━━ Dataset rows ━━
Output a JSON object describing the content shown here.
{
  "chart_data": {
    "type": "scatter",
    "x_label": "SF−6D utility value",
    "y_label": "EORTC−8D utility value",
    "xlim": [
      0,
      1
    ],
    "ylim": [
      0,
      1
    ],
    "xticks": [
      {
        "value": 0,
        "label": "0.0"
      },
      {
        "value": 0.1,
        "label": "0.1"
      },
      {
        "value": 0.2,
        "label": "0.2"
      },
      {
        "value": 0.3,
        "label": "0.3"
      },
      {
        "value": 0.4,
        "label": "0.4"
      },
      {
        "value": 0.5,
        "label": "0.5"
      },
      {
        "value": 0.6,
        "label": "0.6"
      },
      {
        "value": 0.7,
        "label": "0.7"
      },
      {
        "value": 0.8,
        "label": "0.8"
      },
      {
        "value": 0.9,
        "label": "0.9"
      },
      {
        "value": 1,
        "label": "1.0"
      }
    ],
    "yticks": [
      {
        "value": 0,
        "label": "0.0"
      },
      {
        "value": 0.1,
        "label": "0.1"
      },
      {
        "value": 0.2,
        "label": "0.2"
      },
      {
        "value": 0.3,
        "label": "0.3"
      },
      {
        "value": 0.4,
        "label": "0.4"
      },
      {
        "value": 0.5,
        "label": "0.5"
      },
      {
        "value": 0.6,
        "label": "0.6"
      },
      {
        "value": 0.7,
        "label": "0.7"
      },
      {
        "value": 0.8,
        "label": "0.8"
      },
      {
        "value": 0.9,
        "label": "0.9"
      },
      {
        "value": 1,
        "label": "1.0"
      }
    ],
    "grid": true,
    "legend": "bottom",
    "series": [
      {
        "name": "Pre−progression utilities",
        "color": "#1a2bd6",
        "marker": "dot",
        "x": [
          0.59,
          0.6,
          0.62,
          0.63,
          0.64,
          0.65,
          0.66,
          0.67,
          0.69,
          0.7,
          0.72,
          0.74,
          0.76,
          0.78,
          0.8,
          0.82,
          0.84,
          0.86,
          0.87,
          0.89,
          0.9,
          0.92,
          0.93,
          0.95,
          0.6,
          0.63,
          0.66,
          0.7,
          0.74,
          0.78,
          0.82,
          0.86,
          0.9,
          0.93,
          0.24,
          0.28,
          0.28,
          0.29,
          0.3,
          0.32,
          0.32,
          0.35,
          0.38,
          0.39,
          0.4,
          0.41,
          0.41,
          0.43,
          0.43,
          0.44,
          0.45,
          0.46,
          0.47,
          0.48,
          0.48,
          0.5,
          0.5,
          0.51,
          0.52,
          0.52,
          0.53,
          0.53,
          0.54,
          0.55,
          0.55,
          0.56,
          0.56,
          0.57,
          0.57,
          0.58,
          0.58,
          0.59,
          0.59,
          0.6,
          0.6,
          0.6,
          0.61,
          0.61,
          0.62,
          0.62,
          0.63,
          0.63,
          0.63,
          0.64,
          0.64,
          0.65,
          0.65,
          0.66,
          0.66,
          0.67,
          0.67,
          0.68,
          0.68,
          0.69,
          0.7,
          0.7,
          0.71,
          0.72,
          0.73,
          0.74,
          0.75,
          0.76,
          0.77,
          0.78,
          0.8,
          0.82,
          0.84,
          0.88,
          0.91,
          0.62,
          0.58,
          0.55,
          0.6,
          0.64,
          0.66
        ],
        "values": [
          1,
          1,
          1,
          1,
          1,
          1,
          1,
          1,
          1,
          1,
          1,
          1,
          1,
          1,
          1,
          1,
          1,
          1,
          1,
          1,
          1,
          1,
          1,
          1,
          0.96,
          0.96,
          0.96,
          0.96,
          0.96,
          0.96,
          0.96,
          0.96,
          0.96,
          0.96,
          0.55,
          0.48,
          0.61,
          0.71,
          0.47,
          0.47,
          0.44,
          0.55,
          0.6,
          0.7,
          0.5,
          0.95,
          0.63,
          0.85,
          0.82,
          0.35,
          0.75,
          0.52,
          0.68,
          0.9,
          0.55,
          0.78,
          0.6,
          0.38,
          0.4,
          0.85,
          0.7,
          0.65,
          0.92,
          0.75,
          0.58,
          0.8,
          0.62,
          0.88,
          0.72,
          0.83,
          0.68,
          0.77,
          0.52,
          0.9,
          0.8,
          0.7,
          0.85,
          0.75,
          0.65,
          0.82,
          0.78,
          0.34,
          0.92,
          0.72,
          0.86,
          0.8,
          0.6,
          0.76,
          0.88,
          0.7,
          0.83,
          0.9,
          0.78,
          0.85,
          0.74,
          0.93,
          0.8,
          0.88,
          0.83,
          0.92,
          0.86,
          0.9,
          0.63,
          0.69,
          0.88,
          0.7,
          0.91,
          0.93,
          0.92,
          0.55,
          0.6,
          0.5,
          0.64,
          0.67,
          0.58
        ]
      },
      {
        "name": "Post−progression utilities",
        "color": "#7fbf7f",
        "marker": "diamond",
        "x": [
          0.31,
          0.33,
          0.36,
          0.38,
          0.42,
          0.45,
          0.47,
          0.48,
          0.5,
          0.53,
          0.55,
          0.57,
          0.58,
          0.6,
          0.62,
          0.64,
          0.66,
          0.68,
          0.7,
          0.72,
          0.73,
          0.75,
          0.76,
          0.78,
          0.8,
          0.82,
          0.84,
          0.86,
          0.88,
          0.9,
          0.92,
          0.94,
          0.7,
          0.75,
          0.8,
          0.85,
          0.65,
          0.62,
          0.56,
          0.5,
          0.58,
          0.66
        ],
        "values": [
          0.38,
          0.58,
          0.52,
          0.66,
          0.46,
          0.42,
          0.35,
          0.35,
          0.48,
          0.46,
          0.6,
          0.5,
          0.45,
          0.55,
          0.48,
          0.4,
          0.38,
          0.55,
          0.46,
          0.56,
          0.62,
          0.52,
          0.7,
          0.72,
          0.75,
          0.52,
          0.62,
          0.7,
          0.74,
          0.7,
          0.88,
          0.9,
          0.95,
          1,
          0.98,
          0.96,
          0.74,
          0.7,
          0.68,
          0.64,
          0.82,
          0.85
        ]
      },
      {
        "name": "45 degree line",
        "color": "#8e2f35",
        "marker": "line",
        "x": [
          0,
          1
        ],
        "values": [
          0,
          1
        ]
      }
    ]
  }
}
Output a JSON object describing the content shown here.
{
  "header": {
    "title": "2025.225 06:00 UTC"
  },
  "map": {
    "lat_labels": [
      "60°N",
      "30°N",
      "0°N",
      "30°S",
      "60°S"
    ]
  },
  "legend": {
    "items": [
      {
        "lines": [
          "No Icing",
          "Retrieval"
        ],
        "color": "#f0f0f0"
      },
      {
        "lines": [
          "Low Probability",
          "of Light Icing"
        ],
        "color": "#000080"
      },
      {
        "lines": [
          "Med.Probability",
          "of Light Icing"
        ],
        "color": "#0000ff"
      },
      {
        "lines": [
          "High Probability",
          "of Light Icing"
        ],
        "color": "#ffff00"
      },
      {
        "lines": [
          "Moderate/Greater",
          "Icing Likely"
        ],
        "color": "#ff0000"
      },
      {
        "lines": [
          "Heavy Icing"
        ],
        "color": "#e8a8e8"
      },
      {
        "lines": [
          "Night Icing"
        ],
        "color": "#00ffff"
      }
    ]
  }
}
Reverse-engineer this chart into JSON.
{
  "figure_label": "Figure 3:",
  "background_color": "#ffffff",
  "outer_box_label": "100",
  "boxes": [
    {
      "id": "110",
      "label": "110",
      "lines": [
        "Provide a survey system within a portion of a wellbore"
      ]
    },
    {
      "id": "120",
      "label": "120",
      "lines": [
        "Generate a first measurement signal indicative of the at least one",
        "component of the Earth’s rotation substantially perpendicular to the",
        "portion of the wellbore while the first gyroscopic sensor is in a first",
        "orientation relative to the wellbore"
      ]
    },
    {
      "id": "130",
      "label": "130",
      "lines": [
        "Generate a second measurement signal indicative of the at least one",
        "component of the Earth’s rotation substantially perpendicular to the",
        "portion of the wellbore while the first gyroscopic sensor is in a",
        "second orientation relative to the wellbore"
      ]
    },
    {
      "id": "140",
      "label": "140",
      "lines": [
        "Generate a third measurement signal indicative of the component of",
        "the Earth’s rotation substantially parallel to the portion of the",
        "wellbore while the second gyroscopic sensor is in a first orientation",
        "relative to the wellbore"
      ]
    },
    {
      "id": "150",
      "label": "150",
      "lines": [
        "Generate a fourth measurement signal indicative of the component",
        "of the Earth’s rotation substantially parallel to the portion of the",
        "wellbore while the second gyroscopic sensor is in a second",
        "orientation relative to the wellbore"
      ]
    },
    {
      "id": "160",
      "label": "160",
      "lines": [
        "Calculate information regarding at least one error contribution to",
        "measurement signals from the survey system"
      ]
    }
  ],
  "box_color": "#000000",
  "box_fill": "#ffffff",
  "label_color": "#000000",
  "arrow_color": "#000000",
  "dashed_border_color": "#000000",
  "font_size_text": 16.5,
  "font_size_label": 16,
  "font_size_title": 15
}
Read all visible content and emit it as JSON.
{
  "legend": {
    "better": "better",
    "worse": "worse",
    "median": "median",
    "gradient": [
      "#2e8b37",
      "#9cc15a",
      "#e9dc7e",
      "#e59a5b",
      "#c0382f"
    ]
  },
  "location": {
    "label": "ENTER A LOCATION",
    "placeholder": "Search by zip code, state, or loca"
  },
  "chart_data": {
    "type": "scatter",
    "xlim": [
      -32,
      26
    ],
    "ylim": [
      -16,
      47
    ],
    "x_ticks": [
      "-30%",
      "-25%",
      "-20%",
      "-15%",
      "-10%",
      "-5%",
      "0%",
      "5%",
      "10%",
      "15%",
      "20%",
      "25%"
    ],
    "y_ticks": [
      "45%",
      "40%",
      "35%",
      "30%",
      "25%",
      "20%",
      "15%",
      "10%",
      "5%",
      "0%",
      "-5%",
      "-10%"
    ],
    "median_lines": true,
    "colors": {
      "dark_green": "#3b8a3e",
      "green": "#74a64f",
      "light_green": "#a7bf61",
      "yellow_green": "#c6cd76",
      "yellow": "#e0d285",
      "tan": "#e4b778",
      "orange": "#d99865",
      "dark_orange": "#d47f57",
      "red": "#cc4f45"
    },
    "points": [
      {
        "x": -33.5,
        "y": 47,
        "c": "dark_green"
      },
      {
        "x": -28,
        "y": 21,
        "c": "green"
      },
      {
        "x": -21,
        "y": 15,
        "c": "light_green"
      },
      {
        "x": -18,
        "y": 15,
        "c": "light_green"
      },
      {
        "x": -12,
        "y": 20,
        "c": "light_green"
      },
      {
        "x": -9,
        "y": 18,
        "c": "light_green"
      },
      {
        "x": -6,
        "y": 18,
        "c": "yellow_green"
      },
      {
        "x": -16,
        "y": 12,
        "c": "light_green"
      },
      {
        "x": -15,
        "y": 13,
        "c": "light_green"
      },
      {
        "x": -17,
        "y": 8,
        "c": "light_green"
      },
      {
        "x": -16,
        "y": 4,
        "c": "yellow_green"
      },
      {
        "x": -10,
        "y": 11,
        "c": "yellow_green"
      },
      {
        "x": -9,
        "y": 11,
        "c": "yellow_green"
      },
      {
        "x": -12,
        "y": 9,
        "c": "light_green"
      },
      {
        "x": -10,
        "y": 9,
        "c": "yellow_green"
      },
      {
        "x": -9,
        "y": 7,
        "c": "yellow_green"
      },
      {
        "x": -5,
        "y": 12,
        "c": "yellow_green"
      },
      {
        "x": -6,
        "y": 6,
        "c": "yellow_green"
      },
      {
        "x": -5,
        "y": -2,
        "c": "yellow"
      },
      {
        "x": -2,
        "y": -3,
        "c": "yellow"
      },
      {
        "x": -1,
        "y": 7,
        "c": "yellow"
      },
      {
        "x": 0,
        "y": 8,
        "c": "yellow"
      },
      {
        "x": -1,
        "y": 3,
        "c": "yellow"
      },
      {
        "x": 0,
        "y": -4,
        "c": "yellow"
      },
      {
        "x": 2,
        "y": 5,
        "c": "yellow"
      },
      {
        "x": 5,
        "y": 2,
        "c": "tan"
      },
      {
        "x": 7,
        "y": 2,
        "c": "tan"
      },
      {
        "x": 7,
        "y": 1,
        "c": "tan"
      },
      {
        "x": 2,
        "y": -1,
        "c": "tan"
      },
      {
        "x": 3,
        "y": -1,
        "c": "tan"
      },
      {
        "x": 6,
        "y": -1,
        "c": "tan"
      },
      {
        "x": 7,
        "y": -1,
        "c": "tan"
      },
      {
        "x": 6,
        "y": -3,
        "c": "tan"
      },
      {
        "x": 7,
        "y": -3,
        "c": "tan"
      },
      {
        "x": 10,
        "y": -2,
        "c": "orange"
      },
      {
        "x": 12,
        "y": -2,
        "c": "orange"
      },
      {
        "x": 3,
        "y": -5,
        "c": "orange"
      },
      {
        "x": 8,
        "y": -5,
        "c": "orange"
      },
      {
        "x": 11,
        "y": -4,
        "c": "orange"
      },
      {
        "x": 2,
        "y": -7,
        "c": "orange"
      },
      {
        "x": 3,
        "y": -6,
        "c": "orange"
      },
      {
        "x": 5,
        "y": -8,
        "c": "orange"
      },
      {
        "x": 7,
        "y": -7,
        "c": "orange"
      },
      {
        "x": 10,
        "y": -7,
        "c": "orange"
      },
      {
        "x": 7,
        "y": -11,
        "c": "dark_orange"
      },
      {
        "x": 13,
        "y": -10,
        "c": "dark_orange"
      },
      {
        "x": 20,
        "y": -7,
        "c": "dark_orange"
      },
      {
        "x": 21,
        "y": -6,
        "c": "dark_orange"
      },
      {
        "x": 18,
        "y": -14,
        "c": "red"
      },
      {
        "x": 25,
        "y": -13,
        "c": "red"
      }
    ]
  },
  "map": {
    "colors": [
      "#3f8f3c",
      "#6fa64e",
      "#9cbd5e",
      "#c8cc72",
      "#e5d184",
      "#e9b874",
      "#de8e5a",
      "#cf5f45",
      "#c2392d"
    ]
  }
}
━━━
**The exercise:** Go through the lines above. Select every one that has the string "wellbore".

**Expected output:**
        "Provide a survey system within a portion of a wellbore"
        "portion of the wellbore while the first gyroscopic sensor is in a first",
        "orientation relative to the wellbore"
        "portion of the wellbore while the first gyroscopic sensor is in a",
        "second orientation relative to the wellbore"
        "wellbore while the second gyroscopic sensor is in a first orientation",
        "relative to the wellbore"
        "wellbore while the second gyroscopic sensor is in a second",
        "orientation relative to the wellbore"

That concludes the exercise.